[Figure dataset records]
════

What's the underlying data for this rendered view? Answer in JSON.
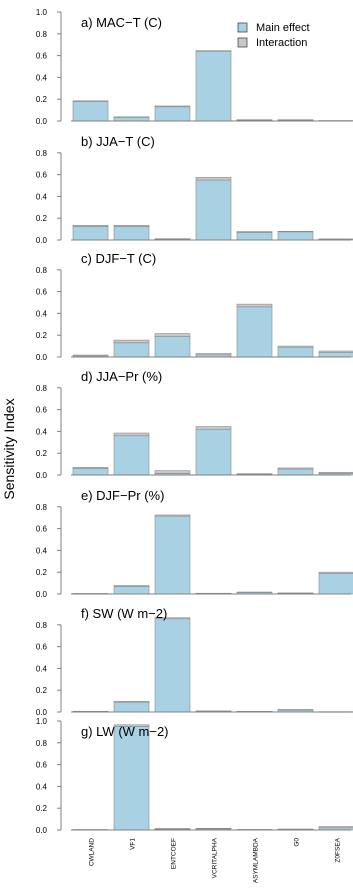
{
  "chart_data": {
    "type": "bar",
    "stacked": true,
    "ylabel": "Sensitivity Index",
    "categories": [
      "CWLAND",
      "VF1",
      "ENTCOEF",
      "VCRITALPHA",
      "ASYMLAMBDA",
      "G0",
      "Z0FSEA"
    ],
    "legend": {
      "position": "top-right",
      "entries": [
        {
          "label": "Main effect",
          "color": "#a8d2e4"
        },
        {
          "label": "Interaction",
          "color": "#c8c8c8"
        }
      ]
    },
    "colors": {
      "main": "#a8d2e4",
      "interaction": "#c8c8c8",
      "bar_border": "#8a8a8a",
      "axis": "#808080"
    },
    "panels": [
      {
        "title": "a) MAC−T (C)",
        "yticks": [
          "0.0",
          "0.2",
          "0.4",
          "0.6",
          "0.8",
          "1.0"
        ],
        "ylim": [
          0,
          1.0
        ],
        "main": [
          0.18,
          0.035,
          0.13,
          0.64,
          0.01,
          0.01,
          0.003
        ],
        "interaction": [
          0.005,
          0.003,
          0.008,
          0.005,
          0.002,
          0.002,
          0.001
        ]
      },
      {
        "title": "b) JJA−T (C)",
        "yticks": [
          "0.0",
          "0.2",
          "0.4",
          "0.6",
          "0.8"
        ],
        "ylim": [
          0,
          1.0
        ],
        "main": [
          0.125,
          0.125,
          0.008,
          0.55,
          0.07,
          0.075,
          0.008
        ],
        "interaction": [
          0.01,
          0.01,
          0.004,
          0.025,
          0.008,
          0.005,
          0.002
        ]
      },
      {
        "title": "c) DJF−T (C)",
        "yticks": [
          "0.0",
          "0.2",
          "0.4",
          "0.6",
          "0.8"
        ],
        "ylim": [
          0,
          1.0
        ],
        "main": [
          0.01,
          0.13,
          0.19,
          0.02,
          0.46,
          0.09,
          0.04
        ],
        "interaction": [
          0.008,
          0.025,
          0.025,
          0.012,
          0.025,
          0.01,
          0.015
        ]
      },
      {
        "title": "d) JJA−Pr (%)",
        "yticks": [
          "0.0",
          "0.2",
          "0.4",
          "0.6",
          "0.8"
        ],
        "ylim": [
          0,
          1.0
        ],
        "main": [
          0.06,
          0.36,
          0.015,
          0.42,
          0.008,
          0.055,
          0.015
        ],
        "interaction": [
          0.01,
          0.025,
          0.025,
          0.025,
          0.004,
          0.01,
          0.01
        ]
      },
      {
        "title": "e) DJF−Pr (%)",
        "yticks": [
          "0.0",
          "0.2",
          "0.4",
          "0.6",
          "0.8"
        ],
        "ylim": [
          0,
          1.0
        ],
        "main": [
          0.003,
          0.07,
          0.715,
          0.005,
          0.015,
          0.008,
          0.19
        ],
        "interaction": [
          0.002,
          0.008,
          0.01,
          0.002,
          0.003,
          0.002,
          0.01
        ]
      },
      {
        "title": "f) SW (W m−2)",
        "yticks": [
          "0.0",
          "0.2",
          "0.4",
          "0.6",
          "0.8"
        ],
        "ylim": [
          0,
          1.0
        ],
        "main": [
          0.005,
          0.09,
          0.855,
          0.008,
          0.005,
          0.018,
          0.002
        ],
        "interaction": [
          0.002,
          0.008,
          0.01,
          0.002,
          0.002,
          0.005,
          0.001
        ]
      },
      {
        "title": "g) LW (W m−2)",
        "yticks": [
          "0.0",
          "0.2",
          "0.4",
          "0.6",
          "0.8",
          "1.0"
        ],
        "ylim": [
          0,
          1.0
        ],
        "main": [
          0.003,
          0.95,
          0.008,
          0.01,
          0.003,
          0.005,
          0.02
        ],
        "interaction": [
          0.001,
          0.015,
          0.006,
          0.006,
          0.002,
          0.004,
          0.012
        ]
      }
    ]
  }
}
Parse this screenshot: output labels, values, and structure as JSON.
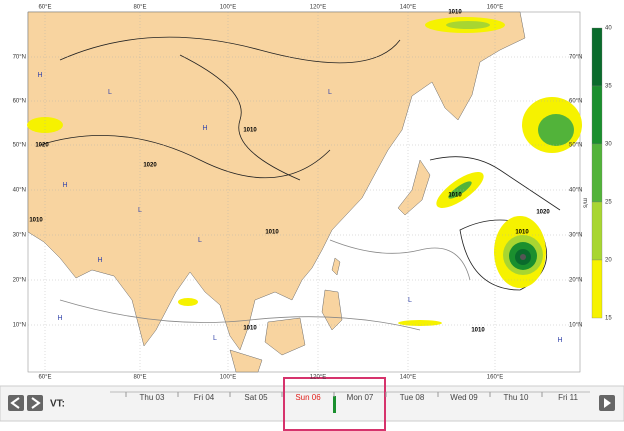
{
  "map": {
    "lon_labels": [
      "60°E",
      "80°E",
      "100°E",
      "120°E",
      "140°E",
      "160°E"
    ],
    "lat_labels": [
      "70°N",
      "60°N",
      "50°N",
      "40°N",
      "30°N",
      "20°N",
      "10°N"
    ],
    "isobar_labels": [
      "1010",
      "1020",
      "1020",
      "1010",
      "1010",
      "1010",
      "1010",
      "1020",
      "1010",
      "1010",
      "1010"
    ],
    "centers": [
      "H",
      "L",
      "H",
      "L",
      "H",
      "L",
      "L",
      "H",
      "L",
      "H",
      "L",
      "H"
    ]
  },
  "colorbar": {
    "ticks": [
      40,
      35,
      30,
      25,
      20,
      15
    ],
    "colors": [
      "#0a6b2c",
      "#1a8f2e",
      "#52b33a",
      "#a8d631",
      "#f6f200"
    ],
    "unit": "m/s"
  },
  "timeline": {
    "label": "VT:",
    "days": [
      "Thu 03",
      "Fri 04",
      "Sat 05",
      "Sun 06",
      "Mon 07",
      "Tue 08",
      "Wed 09",
      "Thu 10",
      "Fri 11"
    ],
    "selected": 3
  }
}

════

Copy every line in the listing above where the string "this" turns up.

What's the underlying data for this rendered view? Answer in JSON.
Parse this screenshot: output labels, values, and structure as JSON.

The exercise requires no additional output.